**What you should do:**
Could you repeat the records below exactly, leaving out any pictures?

**Input material:**
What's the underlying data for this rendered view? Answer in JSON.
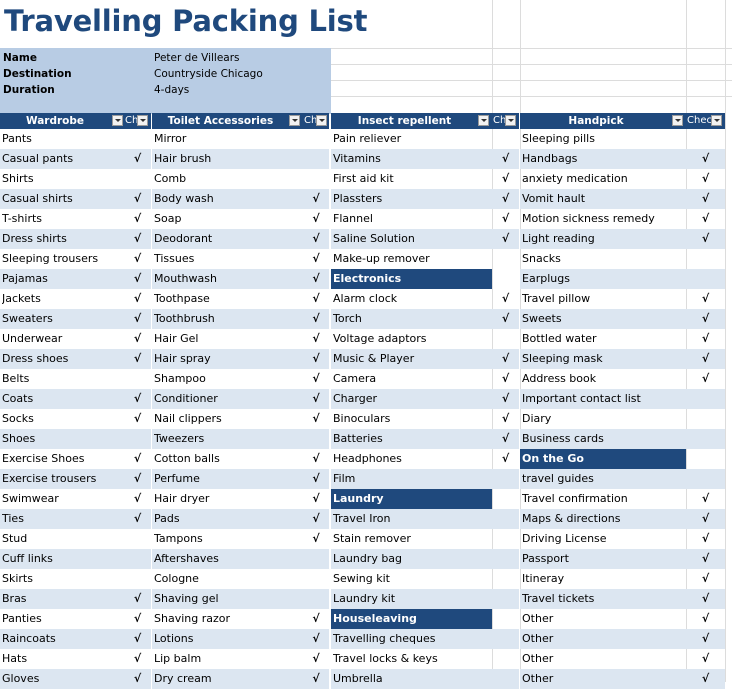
{
  "title": "Travelling Packing List",
  "info": [
    {
      "label": "Name",
      "value": "Peter de Villears"
    },
    {
      "label": "Destination",
      "value": "Countryside Chicago"
    },
    {
      "label": "Duration",
      "value": "4-days"
    }
  ],
  "columns": [
    {
      "header": "Wardrobe",
      "check_header": "Ch",
      "rows": [
        {
          "item": "Pants",
          "check": ""
        },
        {
          "item": "Casual pants",
          "check": "√"
        },
        {
          "item": "Shirts",
          "check": ""
        },
        {
          "item": "Casual shirts",
          "check": "√"
        },
        {
          "item": "T-shirts",
          "check": "√"
        },
        {
          "item": "Dress shirts",
          "check": "√"
        },
        {
          "item": "Sleeping trousers",
          "check": "√"
        },
        {
          "item": "Pajamas",
          "check": "√"
        },
        {
          "item": "Jackets",
          "check": "√"
        },
        {
          "item": "Sweaters",
          "check": "√"
        },
        {
          "item": "Underwear",
          "check": "√"
        },
        {
          "item": "Dress shoes",
          "check": "√"
        },
        {
          "item": "Belts",
          "check": ""
        },
        {
          "item": "Coats",
          "check": "√"
        },
        {
          "item": "Socks",
          "check": "√"
        },
        {
          "item": "Shoes",
          "check": ""
        },
        {
          "item": "Exercise Shoes",
          "check": "√"
        },
        {
          "item": "Exercise trousers",
          "check": "√"
        },
        {
          "item": "Swimwear",
          "check": "√"
        },
        {
          "item": "Ties",
          "check": "√"
        },
        {
          "item": "Stud",
          "check": ""
        },
        {
          "item": "Cuff links",
          "check": ""
        },
        {
          "item": "Skirts",
          "check": ""
        },
        {
          "item": "Bras",
          "check": "√"
        },
        {
          "item": "Panties",
          "check": "√"
        },
        {
          "item": "Raincoats",
          "check": "√"
        },
        {
          "item": "Hats",
          "check": "√"
        },
        {
          "item": "Gloves",
          "check": "√"
        }
      ]
    },
    {
      "header": "Toilet Accessories",
      "check_header": "Che",
      "rows": [
        {
          "item": "Mirror",
          "check": ""
        },
        {
          "item": "Hair brush",
          "check": ""
        },
        {
          "item": "Comb",
          "check": ""
        },
        {
          "item": "Body wash",
          "check": "√"
        },
        {
          "item": "Soap",
          "check": "√"
        },
        {
          "item": "Deodorant",
          "check": "√"
        },
        {
          "item": "Tissues",
          "check": "√"
        },
        {
          "item": "Mouthwash",
          "check": "√"
        },
        {
          "item": "Toothpase",
          "check": "√"
        },
        {
          "item": "Toothbrush",
          "check": "√"
        },
        {
          "item": "Hair Gel",
          "check": "√"
        },
        {
          "item": "Hair spray",
          "check": "√"
        },
        {
          "item": "Shampoo",
          "check": "√"
        },
        {
          "item": "Conditioner",
          "check": "√"
        },
        {
          "item": "Nail clippers",
          "check": "√"
        },
        {
          "item": "Tweezers",
          "check": ""
        },
        {
          "item": "Cotton balls",
          "check": "√"
        },
        {
          "item": "Perfume",
          "check": "√"
        },
        {
          "item": "Hair dryer",
          "check": "√"
        },
        {
          "item": "Pads",
          "check": "√"
        },
        {
          "item": "Tampons",
          "check": "√"
        },
        {
          "item": "Aftershaves",
          "check": ""
        },
        {
          "item": "Cologne",
          "check": ""
        },
        {
          "item": "Shaving gel",
          "check": ""
        },
        {
          "item": "Shaving razor",
          "check": "√"
        },
        {
          "item": "Lotions",
          "check": "√"
        },
        {
          "item": "Lip balm",
          "check": "√"
        },
        {
          "item": "Dry cream",
          "check": "√"
        }
      ]
    },
    {
      "header": "Insect repellent",
      "check_header": "Ch",
      "rows": [
        {
          "item": "Pain reliever",
          "check": ""
        },
        {
          "item": "Vitamins",
          "check": "√"
        },
        {
          "item": "First aid kit",
          "check": "√"
        },
        {
          "item": "Plassters",
          "check": "√"
        },
        {
          "item": "Flannel",
          "check": "√"
        },
        {
          "item": "Saline Solution",
          "check": "√"
        },
        {
          "item": "Make-up remover",
          "check": ""
        },
        {
          "item": "Electronics",
          "check": "",
          "section": true
        },
        {
          "item": "Alarm clock",
          "check": "√"
        },
        {
          "item": "Torch",
          "check": "√"
        },
        {
          "item": "Voltage adaptors",
          "check": ""
        },
        {
          "item": "Music & Player",
          "check": "√"
        },
        {
          "item": "Camera",
          "check": "√"
        },
        {
          "item": "Charger",
          "check": "√"
        },
        {
          "item": "Binoculars",
          "check": "√"
        },
        {
          "item": "Batteries",
          "check": "√"
        },
        {
          "item": "Headphones",
          "check": "√"
        },
        {
          "item": "Film",
          "check": ""
        },
        {
          "item": "Laundry",
          "check": "",
          "section": true
        },
        {
          "item": "Travel Iron",
          "check": ""
        },
        {
          "item": "Stain remover",
          "check": ""
        },
        {
          "item": "Laundry bag",
          "check": ""
        },
        {
          "item": "Sewing kit",
          "check": ""
        },
        {
          "item": "Laundry kit",
          "check": ""
        },
        {
          "item": "Houseleaving",
          "check": "",
          "section": true
        },
        {
          "item": "Travelling cheques",
          "check": ""
        },
        {
          "item": "Travel locks & keys",
          "check": ""
        },
        {
          "item": "Umbrella",
          "check": ""
        }
      ]
    },
    {
      "header": "Handpick",
      "check_header": "Chec",
      "rows": [
        {
          "item": "Sleeping pills",
          "check": ""
        },
        {
          "item": "Handbags",
          "check": "√"
        },
        {
          "item": "anxiety medication",
          "check": "√"
        },
        {
          "item": "Vomit hault",
          "check": "√"
        },
        {
          "item": "Motion sickness remedy",
          "check": "√"
        },
        {
          "item": "Light reading",
          "check": "√"
        },
        {
          "item": "Snacks",
          "check": ""
        },
        {
          "item": "Earplugs",
          "check": ""
        },
        {
          "item": "Travel pillow",
          "check": "√"
        },
        {
          "item": "Sweets",
          "check": "√"
        },
        {
          "item": "Bottled water",
          "check": "√"
        },
        {
          "item": "Sleeping mask",
          "check": "√"
        },
        {
          "item": "Address book",
          "check": "√"
        },
        {
          "item": "Important contact list",
          "check": ""
        },
        {
          "item": "Diary",
          "check": ""
        },
        {
          "item": "Business cards",
          "check": ""
        },
        {
          "item": "On the Go",
          "check": "",
          "section": true
        },
        {
          "item": "travel guides",
          "check": ""
        },
        {
          "item": "Travel confirmation",
          "check": "√"
        },
        {
          "item": "Maps & directions",
          "check": "√"
        },
        {
          "item": "Driving License",
          "check": "√"
        },
        {
          "item": "Passport",
          "check": "√"
        },
        {
          "item": "Itineray",
          "check": "√"
        },
        {
          "item": "Travel tickets",
          "check": "√"
        },
        {
          "item": "Other",
          "check": "√"
        },
        {
          "item": "Other",
          "check": "√"
        },
        {
          "item": "Other",
          "check": "√"
        },
        {
          "item": "Other",
          "check": "√"
        }
      ]
    }
  ]
}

**Task output:**
What's the underlying data for this rendered view? Answer in JSON.
{
  "title": "Travelling Packing List",
  "info": [
    {
      "label": "Name",
      "value": "Peter de Villears"
    },
    {
      "label": "Destination",
      "value": "Countryside Chicago"
    },
    {
      "label": "Duration",
      "value": "4-days"
    }
  ],
  "columns": [
    {
      "header": "Wardrobe",
      "check_header": "Ch",
      "rows": [
        {
          "item": "Pants",
          "check": ""
        },
        {
          "item": "Casual pants",
          "check": "√"
        },
        {
          "item": "Shirts",
          "check": ""
        },
        {
          "item": "Casual shirts",
          "check": "√"
        },
        {
          "item": "T-shirts",
          "check": "√"
        },
        {
          "item": "Dress shirts",
          "check": "√"
        },
        {
          "item": "Sleeping trousers",
          "check": "√"
        },
        {
          "item": "Pajamas",
          "check": "√"
        },
        {
          "item": "Jackets",
          "check": "√"
        },
        {
          "item": "Sweaters",
          "check": "√"
        },
        {
          "item": "Underwear",
          "check": "√"
        },
        {
          "item": "Dress shoes",
          "check": "√"
        },
        {
          "item": "Belts",
          "check": ""
        },
        {
          "item": "Coats",
          "check": "√"
        },
        {
          "item": "Socks",
          "check": "√"
        },
        {
          "item": "Shoes",
          "check": ""
        },
        {
          "item": "Exercise Shoes",
          "check": "√"
        },
        {
          "item": "Exercise trousers",
          "check": "√"
        },
        {
          "item": "Swimwear",
          "check": "√"
        },
        {
          "item": "Ties",
          "check": "√"
        },
        {
          "item": "Stud",
          "check": ""
        },
        {
          "item": "Cuff links",
          "check": ""
        },
        {
          "item": "Skirts",
          "check": ""
        },
        {
          "item": "Bras",
          "check": "√"
        },
        {
          "item": "Panties",
          "check": "√"
        },
        {
          "item": "Raincoats",
          "check": "√"
        },
        {
          "item": "Hats",
          "check": "√"
        },
        {
          "item": "Gloves",
          "check": "√"
        }
      ]
    },
    {
      "header": "Toilet Accessories",
      "check_header": "Che",
      "rows": [
        {
          "item": "Mirror",
          "check": ""
        },
        {
          "item": "Hair brush",
          "check": ""
        },
        {
          "item": "Comb",
          "check": ""
        },
        {
          "item": "Body wash",
          "check": "√"
        },
        {
          "item": "Soap",
          "check": "√"
        },
        {
          "item": "Deodorant",
          "check": "√"
        },
        {
          "item": "Tissues",
          "check": "√"
        },
        {
          "item": "Mouthwash",
          "check": "√"
        },
        {
          "item": "Toothpase",
          "check": "√"
        },
        {
          "item": "Toothbrush",
          "check": "√"
        },
        {
          "item": "Hair Gel",
          "check": "√"
        },
        {
          "item": "Hair spray",
          "check": "√"
        },
        {
          "item": "Shampoo",
          "check": "√"
        },
        {
          "item": "Conditioner",
          "check": "√"
        },
        {
          "item": "Nail clippers",
          "check": "√"
        },
        {
          "item": "Tweezers",
          "check": ""
        },
        {
          "item": "Cotton balls",
          "check": "√"
        },
        {
          "item": "Perfume",
          "check": "√"
        },
        {
          "item": "Hair dryer",
          "check": "√"
        },
        {
          "item": "Pads",
          "check": "√"
        },
        {
          "item": "Tampons",
          "check": "√"
        },
        {
          "item": "Aftershaves",
          "check": ""
        },
        {
          "item": "Cologne",
          "check": ""
        },
        {
          "item": "Shaving gel",
          "check": ""
        },
        {
          "item": "Shaving razor",
          "check": "√"
        },
        {
          "item": "Lotions",
          "check": "√"
        },
        {
          "item": "Lip balm",
          "check": "√"
        },
        {
          "item": "Dry cream",
          "check": "√"
        }
      ]
    },
    {
      "header": "Insect repellent",
      "check_header": "Ch",
      "rows": [
        {
          "item": "Pain reliever",
          "check": ""
        },
        {
          "item": "Vitamins",
          "check": "√"
        },
        {
          "item": "First aid kit",
          "check": "√"
        },
        {
          "item": "Plassters",
          "check": "√"
        },
        {
          "item": "Flannel",
          "check": "√"
        },
        {
          "item": "Saline Solution",
          "check": "√"
        },
        {
          "item": "Make-up remover",
          "check": ""
        },
        {
          "item": "Electronics",
          "check": "",
          "section": true
        },
        {
          "item": "Alarm clock",
          "check": "√"
        },
        {
          "item": "Torch",
          "check": "√"
        },
        {
          "item": "Voltage adaptors",
          "check": ""
        },
        {
          "item": "Music & Player",
          "check": "√"
        },
        {
          "item": "Camera",
          "check": "√"
        },
        {
          "item": "Charger",
          "check": "√"
        },
        {
          "item": "Binoculars",
          "check": "√"
        },
        {
          "item": "Batteries",
          "check": "√"
        },
        {
          "item": "Headphones",
          "check": "√"
        },
        {
          "item": "Film",
          "check": ""
        },
        {
          "item": "Laundry",
          "check": "",
          "section": true
        },
        {
          "item": "Travel Iron",
          "check": ""
        },
        {
          "item": "Stain remover",
          "check": ""
        },
        {
          "item": "Laundry bag",
          "check": ""
        },
        {
          "item": "Sewing kit",
          "check": ""
        },
        {
          "item": "Laundry kit",
          "check": ""
        },
        {
          "item": "Houseleaving",
          "check": "",
          "section": true
        },
        {
          "item": "Travelling cheques",
          "check": ""
        },
        {
          "item": "Travel locks & keys",
          "check": ""
        },
        {
          "item": "Umbrella",
          "check": ""
        }
      ]
    },
    {
      "header": "Handpick",
      "check_header": "Chec",
      "rows": [
        {
          "item": "Sleeping pills",
          "check": ""
        },
        {
          "item": "Handbags",
          "check": "√"
        },
        {
          "item": "anxiety medication",
          "check": "√"
        },
        {
          "item": "Vomit hault",
          "check": "√"
        },
        {
          "item": "Motion sickness remedy",
          "check": "√"
        },
        {
          "item": "Light reading",
          "check": "√"
        },
        {
          "item": "Snacks",
          "check": ""
        },
        {
          "item": "Earplugs",
          "check": ""
        },
        {
          "item": "Travel pillow",
          "check": "√"
        },
        {
          "item": "Sweets",
          "check": "√"
        },
        {
          "item": "Bottled water",
          "check": "√"
        },
        {
          "item": "Sleeping mask",
          "check": "√"
        },
        {
          "item": "Address book",
          "check": "√"
        },
        {
          "item": "Important contact list",
          "check": ""
        },
        {
          "item": "Diary",
          "check": ""
        },
        {
          "item": "Business cards",
          "check": ""
        },
        {
          "item": "On the Go",
          "check": "",
          "section": true
        },
        {
          "item": "travel guides",
          "check": ""
        },
        {
          "item": "Travel confirmation",
          "check": "√"
        },
        {
          "item": "Maps & directions",
          "check": "√"
        },
        {
          "item": "Driving License",
          "check": "√"
        },
        {
          "item": "Passport",
          "check": "√"
        },
        {
          "item": "Itineray",
          "check": "√"
        },
        {
          "item": "Travel tickets",
          "check": "√"
        },
        {
          "item": "Other",
          "check": "√"
        },
        {
          "item": "Other",
          "check": "√"
        },
        {
          "item": "Other",
          "check": "√"
        },
        {
          "item": "Other",
          "check": "√"
        }
      ]
    }
  ]
}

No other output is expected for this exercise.